[Stored entries]
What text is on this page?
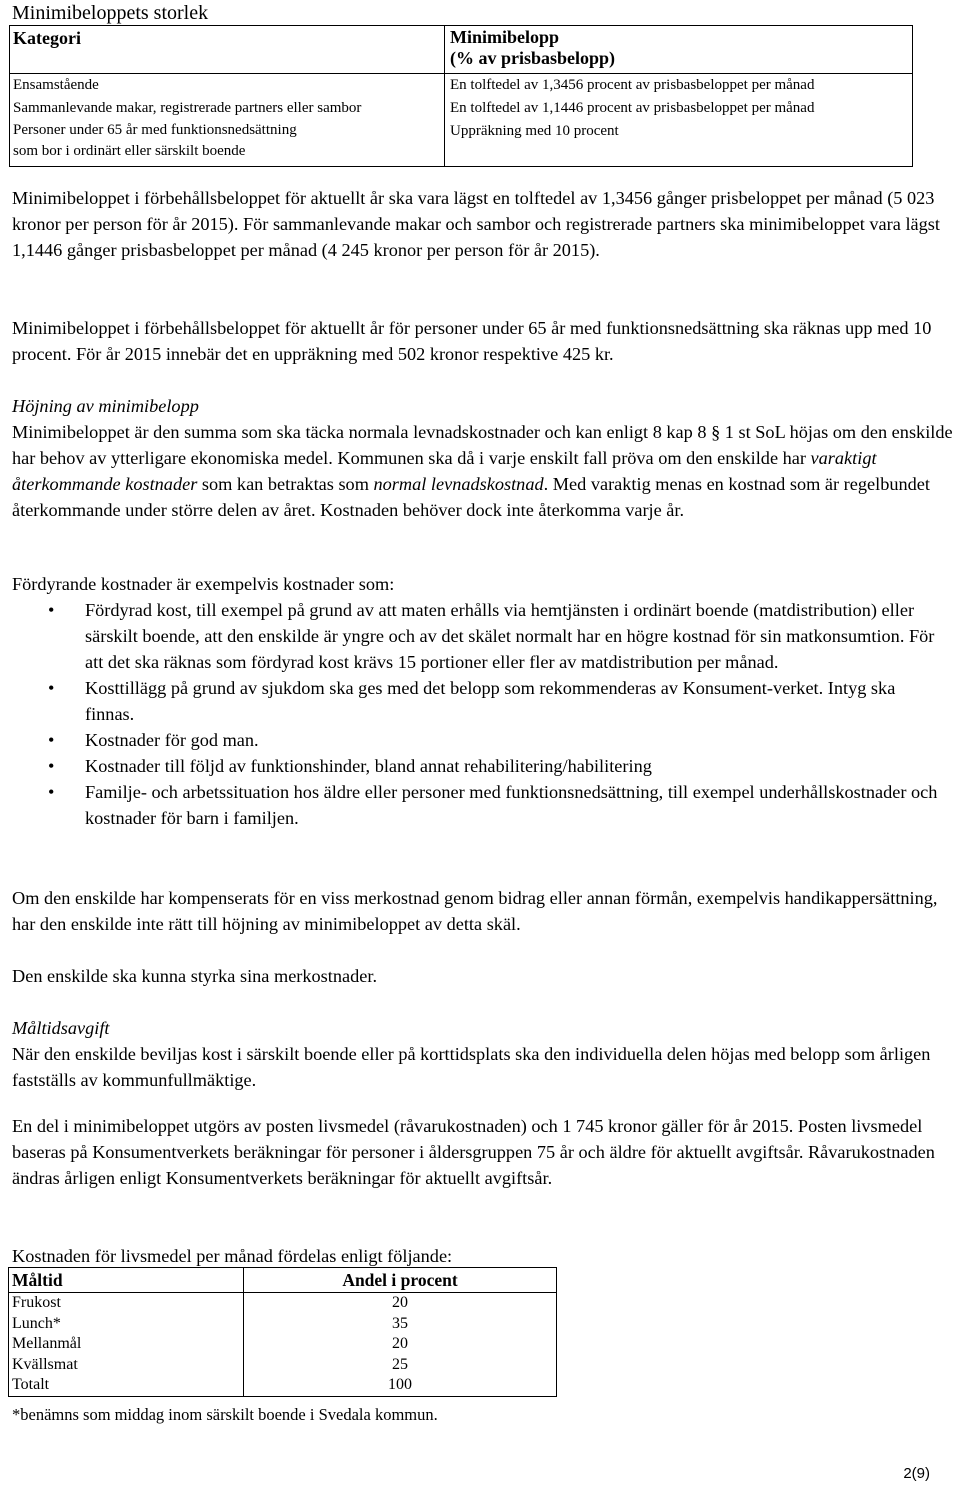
Minimibeloppets storlek
Kategori	Minimibelopp
(% av prisbasbelopp)

Ensamstående	En tolftedel av 1,3456 procent av prisbasbeloppet per månad
Sammanlevande makar, registrerade partners eller sambor	En tolftedel av 1,1446 procent av prisbasbeloppet per månad

Personer under 65 år med funktionsnedsättning
som bor i ordinärt eller särskilt boende	Uppräkning med 10 procent
Minimibeloppet i förbehållsbeloppet för aktuellt år ska vara lägst en tolftedel av 1,3456 gånger prisbeloppet per månad (5 023 kronor per person för år 2015). För sammanlevande makar och sambor och registrerade partners ska minimibeloppet vara lägst 1,1446 gånger prisbasbeloppet per månad (4 245 kronor per person för år 2015).
Minimibeloppet i förbehållsbeloppet för aktuellt år för personer under 65 år med funktionsnedsättning ska räknas upp med 10 procent. För år 2015 innebär det en uppräkning med 502 kronor respektive 425 kr.
Höjning av minimibelopp
Minimibeloppet är den summa som ska täcka normala levnadskostnader och kan enligt 8 kap 8 § 1 st SoL höjas om den enskilde har behov av ytterligare ekonomiska medel. Kommunen ska då i varje enskilt fall pröva om den enskilde har varaktigt återkommande kostnader som kan betraktas som normal levnadskostnad. Med varaktig menas en kostnad som är regelbundet återkommande under större delen av året. Kostnaden behöver dock inte återkomma varje år.
Fördyrande kostnader är exempelvis kostnader som:
• Fördyrad kost, till exempel på grund av att maten erhålls via hemtjänsten i ordinärt boende (matdistribution) eller särskilt boende, att den enskilde är yngre och av det skälet normalt har en högre kostnad för sin matkonsumtion. För att det ska räknas som fördyrad kost krävs 15 portioner eller fler av matdistribution per månad.
• Kosttillägg på grund av sjukdom ska ges med det belopp som rekommenderas av Konsument-verket. Intyg ska finnas.
• Kostnader för god man.
• Kostnader till följd av funktionshinder, bland annat rehabilitering/habilitering
• Familje- och arbetssituation hos äldre eller personer med funktionsnedsättning, till exempel underhållskostnader och kostnader för barn i familjen.
Om den enskilde har kompenserats för en viss merkostnad genom bidrag eller annan förmån, exempelvis handikappersättning, har den enskilde inte rätt till höjning av minimibeloppet av detta skäl.
Den enskilde ska kunna styrka sina merkostnader.
Måltidsavgift
När den enskilde beviljas kost i särskilt boende eller på korttidsplats ska den individuella delen höjas med belopp som årligen fastställs av kommunfullmäktige.
En del i minimibeloppet utgörs av posten livsmedel (råvarukostnaden) och 1 745 kronor gäller för år 2015. Posten livsmedel baseras på Konsumentverkets beräkningar för personer i åldersgruppen 75 år och äldre för aktuellt avgiftsår. Råvarukostnaden ändras årligen enligt Konsumentverkets beräkningar för aktuellt avgiftsår.
Kostnaden för livsmedel per månad fördelas enligt följande:
Måltid	Andel i procent
Frukost	20
Lunch*	35
Mellanmål	20
Kvällsmat	25
Totalt	100
*benämns som middag inom särskilt boende i Svedala kommun.
2(9)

- _Work item_: Type out all the records verbatim, minus images.

- _Finished exercise_:
What text is on this page?
Minimibeloppets storlek
Kategori	Minimibelopp
(% av prisbasbelopp)

Ensamstående	En tolftedel av 1,3456 procent av prisbasbeloppet per månad
Sammanlevande makar, registrerade partners eller sambor	En tolftedel av 1,1446 procent av prisbasbeloppet per månad

Personer under 65 år med funktionsnedsättning
som bor i ordinärt eller särskilt boende	Uppräkning med 10 procent
Minimibeloppet i förbehållsbeloppet för aktuellt år ska vara lägst en tolftedel av 1,3456 gånger prisbeloppet per månad (5 023 kronor per person för år 2015). För sammanlevande makar och sambor och registrerade partners ska minimibeloppet vara lägst 1,1446 gånger prisbasbeloppet per månad (4 245 kronor per person för år 2015).
Minimibeloppet i förbehållsbeloppet för aktuellt år för personer under 65 år med funktionsnedsättning ska räknas upp med 10 procent. För år 2015 innebär det en uppräkning med 502 kronor respektive 425 kr.
Höjning av minimibelopp
Minimibeloppet är den summa som ska täcka normala levnadskostnader och kan enligt 8 kap 8 § 1 st SoL höjas om den enskilde har behov av ytterligare ekonomiska medel. Kommunen ska då i varje enskilt fall pröva om den enskilde har varaktigt återkommande kostnader som kan betraktas som normal levnadskostnad. Med varaktig menas en kostnad som är regelbundet återkommande under större delen av året. Kostnaden behöver dock inte återkomma varje år.
Fördyrande kostnader är exempelvis kostnader som:
• Fördyrad kost, till exempel på grund av att maten erhålls via hemtjänsten i ordinärt boende (matdistribution) eller särskilt boende, att den enskilde är yngre och av det skälet normalt har en högre kostnad för sin matkonsumtion. För att det ska räknas som fördyrad kost krävs 15 portioner eller fler av matdistribution per månad.
• Kosttillägg på grund av sjukdom ska ges med det belopp som rekommenderas av Konsument-verket. Intyg ska finnas.
• Kostnader för god man.
• Kostnader till följd av funktionshinder, bland annat rehabilitering/habilitering
• Familje- och arbetssituation hos äldre eller personer med funktionsnedsättning, till exempel underhållskostnader och kostnader för barn i familjen.
Om den enskilde har kompenserats för en viss merkostnad genom bidrag eller annan förmån, exempelvis handikappersättning, har den enskilde inte rätt till höjning av minimibeloppet av detta skäl.
Den enskilde ska kunna styrka sina merkostnader.
Måltidsavgift
När den enskilde beviljas kost i särskilt boende eller på korttidsplats ska den individuella delen höjas med belopp som årligen fastställs av kommunfullmäktige.
En del i minimibeloppet utgörs av posten livsmedel (råvarukostnaden) och 1 745 kronor gäller för år 2015. Posten livsmedel baseras på Konsumentverkets beräkningar för personer i åldersgruppen 75 år och äldre för aktuellt avgiftsår. Råvarukostnaden ändras årligen enligt Konsumentverkets beräkningar för aktuellt avgiftsår.
Kostnaden för livsmedel per månad fördelas enligt följande:
Måltid	Andel i procent
Frukost	20
Lunch*	35
Mellanmål	20
Kvällsmat	25
Totalt	100
*benämns som middag inom särskilt boende i Svedala kommun.
2(9)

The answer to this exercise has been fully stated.